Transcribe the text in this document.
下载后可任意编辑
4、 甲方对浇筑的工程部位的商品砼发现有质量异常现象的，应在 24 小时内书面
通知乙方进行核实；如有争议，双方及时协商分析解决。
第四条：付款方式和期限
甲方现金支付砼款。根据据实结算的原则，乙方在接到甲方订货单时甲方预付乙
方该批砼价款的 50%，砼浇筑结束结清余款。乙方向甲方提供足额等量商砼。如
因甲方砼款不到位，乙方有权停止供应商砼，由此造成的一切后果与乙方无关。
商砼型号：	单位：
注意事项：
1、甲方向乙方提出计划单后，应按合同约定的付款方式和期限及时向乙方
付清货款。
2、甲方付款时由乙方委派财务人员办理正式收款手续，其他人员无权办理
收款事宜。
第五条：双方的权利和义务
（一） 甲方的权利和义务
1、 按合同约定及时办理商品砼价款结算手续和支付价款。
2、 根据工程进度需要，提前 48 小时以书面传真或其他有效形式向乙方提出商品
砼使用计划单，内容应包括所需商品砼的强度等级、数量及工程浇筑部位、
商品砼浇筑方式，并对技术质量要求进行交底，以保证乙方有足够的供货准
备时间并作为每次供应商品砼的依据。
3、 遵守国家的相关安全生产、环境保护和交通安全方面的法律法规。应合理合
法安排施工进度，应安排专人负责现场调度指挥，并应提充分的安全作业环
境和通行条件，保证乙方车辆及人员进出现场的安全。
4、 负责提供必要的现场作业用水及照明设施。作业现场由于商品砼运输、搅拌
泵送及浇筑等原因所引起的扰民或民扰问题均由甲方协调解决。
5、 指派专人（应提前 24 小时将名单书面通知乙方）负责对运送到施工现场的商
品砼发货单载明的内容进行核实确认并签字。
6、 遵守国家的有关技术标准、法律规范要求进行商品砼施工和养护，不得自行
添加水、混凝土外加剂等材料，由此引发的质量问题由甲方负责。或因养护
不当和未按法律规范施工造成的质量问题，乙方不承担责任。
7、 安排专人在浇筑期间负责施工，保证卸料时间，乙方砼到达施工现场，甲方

**Goal of the exercise**
Restate the whole listing exactly, leaving out nothing.

**In response**
Transcribe the text in this document.
下载后可任意编辑
4、 甲方对浇筑的工程部位的商品砼发现有质量异常现象的，应在 24 小时内书面
通知乙方进行核实；如有争议，双方及时协商分析解决。
第四条：付款方式和期限
甲方现金支付砼款。根据据实结算的原则，乙方在接到甲方订货单时甲方预付乙
方该批砼价款的 50%，砼浇筑结束结清余款。乙方向甲方提供足额等量商砼。如
因甲方砼款不到位，乙方有权停止供应商砼，由此造成的一切后果与乙方无关。
商砼型号：	单位：
注意事项：
1、甲方向乙方提出计划单后，应按合同约定的付款方式和期限及时向乙方
付清货款。
2、甲方付款时由乙方委派财务人员办理正式收款手续，其他人员无权办理
收款事宜。
第五条：双方的权利和义务
（一） 甲方的权利和义务
1、 按合同约定及时办理商品砼价款结算手续和支付价款。
2、 根据工程进度需要，提前 48 小时以书面传真或其他有效形式向乙方提出商品
砼使用计划单，内容应包括所需商品砼的强度等级、数量及工程浇筑部位、
商品砼浇筑方式，并对技术质量要求进行交底，以保证乙方有足够的供货准
备时间并作为每次供应商品砼的依据。
3、 遵守国家的相关安全生产、环境保护和交通安全方面的法律法规。应合理合
法安排施工进度，应安排专人负责现场调度指挥，并应提充分的安全作业环
境和通行条件，保证乙方车辆及人员进出现场的安全。
4、 负责提供必要的现场作业用水及照明设施。作业现场由于商品砼运输、搅拌
泵送及浇筑等原因所引起的扰民或民扰问题均由甲方协调解决。
5、 指派专人（应提前 24 小时将名单书面通知乙方）负责对运送到施工现场的商
品砼发货单载明的内容进行核实确认并签字。
6、 遵守国家的有关技术标准、法律规范要求进行商品砼施工和养护，不得自行
添加水、混凝土外加剂等材料，由此引发的质量问题由甲方负责。或因养护
不当和未按法律规范施工造成的质量问题，乙方不承担责任。
7、 安排专人在浇筑期间负责施工，保证卸料时间，乙方砼到达施工现场，甲方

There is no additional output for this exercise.